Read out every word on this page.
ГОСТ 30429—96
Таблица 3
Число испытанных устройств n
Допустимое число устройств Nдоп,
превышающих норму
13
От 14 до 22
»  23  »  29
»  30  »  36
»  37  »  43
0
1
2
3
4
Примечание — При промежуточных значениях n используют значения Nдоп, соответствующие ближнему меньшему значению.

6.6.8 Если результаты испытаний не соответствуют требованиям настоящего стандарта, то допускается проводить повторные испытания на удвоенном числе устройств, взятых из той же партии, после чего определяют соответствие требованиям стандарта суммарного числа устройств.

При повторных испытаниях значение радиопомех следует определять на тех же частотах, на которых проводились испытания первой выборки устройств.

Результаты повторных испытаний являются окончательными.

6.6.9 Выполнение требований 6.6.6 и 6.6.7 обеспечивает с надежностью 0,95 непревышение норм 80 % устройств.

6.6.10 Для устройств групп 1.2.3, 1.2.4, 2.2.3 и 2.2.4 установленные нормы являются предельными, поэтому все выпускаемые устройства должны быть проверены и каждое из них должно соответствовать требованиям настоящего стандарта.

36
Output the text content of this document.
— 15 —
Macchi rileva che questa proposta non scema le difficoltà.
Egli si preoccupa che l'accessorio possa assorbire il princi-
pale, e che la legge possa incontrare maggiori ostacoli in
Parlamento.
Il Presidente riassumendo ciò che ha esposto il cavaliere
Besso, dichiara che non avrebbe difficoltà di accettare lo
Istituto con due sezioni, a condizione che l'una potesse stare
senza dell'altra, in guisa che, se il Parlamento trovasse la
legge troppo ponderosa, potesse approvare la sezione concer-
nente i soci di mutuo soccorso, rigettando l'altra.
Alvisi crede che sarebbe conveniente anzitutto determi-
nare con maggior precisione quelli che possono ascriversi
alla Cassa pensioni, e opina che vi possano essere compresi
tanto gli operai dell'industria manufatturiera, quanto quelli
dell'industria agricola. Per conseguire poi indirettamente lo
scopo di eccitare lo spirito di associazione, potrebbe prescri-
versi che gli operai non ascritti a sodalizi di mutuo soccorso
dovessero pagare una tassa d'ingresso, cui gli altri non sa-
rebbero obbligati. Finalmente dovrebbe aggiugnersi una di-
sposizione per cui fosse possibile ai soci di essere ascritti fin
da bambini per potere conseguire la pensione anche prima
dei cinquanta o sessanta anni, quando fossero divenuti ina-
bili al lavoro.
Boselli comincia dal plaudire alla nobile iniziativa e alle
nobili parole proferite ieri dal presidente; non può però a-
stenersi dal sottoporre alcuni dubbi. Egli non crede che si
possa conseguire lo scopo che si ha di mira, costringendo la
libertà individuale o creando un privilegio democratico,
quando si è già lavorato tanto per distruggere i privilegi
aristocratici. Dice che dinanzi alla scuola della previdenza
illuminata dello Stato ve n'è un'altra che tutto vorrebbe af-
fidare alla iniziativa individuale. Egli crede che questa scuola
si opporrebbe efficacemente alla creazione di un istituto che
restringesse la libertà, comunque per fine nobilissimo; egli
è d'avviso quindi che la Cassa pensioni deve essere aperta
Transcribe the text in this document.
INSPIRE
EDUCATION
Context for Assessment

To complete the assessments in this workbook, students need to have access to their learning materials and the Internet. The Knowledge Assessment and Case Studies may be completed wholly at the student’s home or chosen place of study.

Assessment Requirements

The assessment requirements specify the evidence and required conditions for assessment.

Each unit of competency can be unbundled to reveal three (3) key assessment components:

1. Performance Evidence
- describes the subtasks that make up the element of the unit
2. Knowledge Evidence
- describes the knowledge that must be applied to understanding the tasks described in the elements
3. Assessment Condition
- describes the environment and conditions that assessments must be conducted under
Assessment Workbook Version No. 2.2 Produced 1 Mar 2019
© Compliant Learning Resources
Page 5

## TASK TO COMPLETE
Repeat all entries. Match them exactly.

## EXPECTED ANSWER
Read out every word on this page.
ГОСТ 30429—96
Таблица 3
Число испытанных устройств n
Допустимое число устройств Nдоп,
превышающих норму
13
От 14 до 22
»  23  »  29
»  30  »  36
»  37  »  43
0
1
2
3
4
Примечание — При промежуточных значениях n используют значения Nдоп, соответствующие ближнему меньшему значению.

6.6.8 Если результаты испытаний не соответствуют требованиям настоящего стандарта, то допускается проводить повторные испытания на удвоенном числе устройств, взятых из той же партии, после чего определяют соответствие требованиям стандарта суммарного числа устройств.

При повторных испытаниях значение радиопомех следует определять на тех же частотах, на которых проводились испытания первой выборки устройств.

Результаты повторных испытаний являются окончательными.

6.6.9 Выполнение требований 6.6.6 и 6.6.7 обеспечивает с надежностью 0,95 непревышение норм 80 % устройств.

6.6.10 Для устройств групп 1.2.3, 1.2.4, 2.2.3 и 2.2.4 установленные нормы являются предельными, поэтому все выпускаемые устройства должны быть проверены и каждое из них должно соответствовать требованиям настоящего стандарта.

36
Output the text content of this document.
— 15 —
Macchi rileva che questa proposta non scema le difficoltà.
Egli si preoccupa che l'accessorio possa assorbire il princi-
pale, e che la legge possa incontrare maggiori ostacoli in
Parlamento.
Il Presidente riassumendo ciò che ha esposto il cavaliere
Besso, dichiara che non avrebbe difficoltà di accettare lo
Istituto con due sezioni, a condizione che l'una potesse stare
senza dell'altra, in guisa che, se il Parlamento trovasse la
legge troppo ponderosa, potesse approvare la sezione concer-
nente i soci di mutuo soccorso, rigettando l'altra.
Alvisi crede che sarebbe conveniente anzitutto determi-
nare con maggior precisione quelli che possono ascriversi
alla Cassa pensioni, e opina che vi possano essere compresi
tanto gli operai dell'industria manufatturiera, quanto quelli
dell'industria agricola. Per conseguire poi indirettamente lo
scopo di eccitare lo spirito di associazione, potrebbe prescri-
versi che gli operai non ascritti a sodalizi di mutuo soccorso
dovessero pagare una tassa d'ingresso, cui gli altri non sa-
rebbero obbligati. Finalmente dovrebbe aggiugnersi una di-
sposizione per cui fosse possibile ai soci di essere ascritti fin
da bambini per potere conseguire la pensione anche prima
dei cinquanta o sessanta anni, quando fossero divenuti ina-
bili al lavoro.
Boselli comincia dal plaudire alla nobile iniziativa e alle
nobili parole proferite ieri dal presidente; non può però a-
stenersi dal sottoporre alcuni dubbi. Egli non crede che si
possa conseguire lo scopo che si ha di mira, costringendo la
libertà individuale o creando un privilegio democratico,
quando si è già lavorato tanto per distruggere i privilegi
aristocratici. Dice che dinanzi alla scuola della previdenza
illuminata dello Stato ve n'è un'altra che tutto vorrebbe af-
fidare alla iniziativa individuale. Egli crede che questa scuola
si opporrebbe efficacemente alla creazione di un istituto che
restringesse la libertà, comunque per fine nobilissimo; egli
è d'avviso quindi che la Cassa pensioni deve essere aperta
Transcribe the text in this document.
INSPIRE
EDUCATION
Context for Assessment

To complete the assessments in this workbook, students need to have access to their learning materials and the Internet. The Knowledge Assessment and Case Studies may be completed wholly at the student’s home or chosen place of study.

Assessment Requirements

The assessment requirements specify the evidence and required conditions for assessment.

Each unit of competency can be unbundled to reveal three (3) key assessment components:

1. Performance Evidence
- describes the subtasks that make up the element of the unit
2. Knowledge Evidence
- describes the knowledge that must be applied to understanding the tasks described in the elements
3. Assessment Condition
- describes the environment and conditions that assessments must be conducted under
Assessment Workbook Version No. 2.2 Produced 1 Mar 2019
© Compliant Learning Resources
Page 5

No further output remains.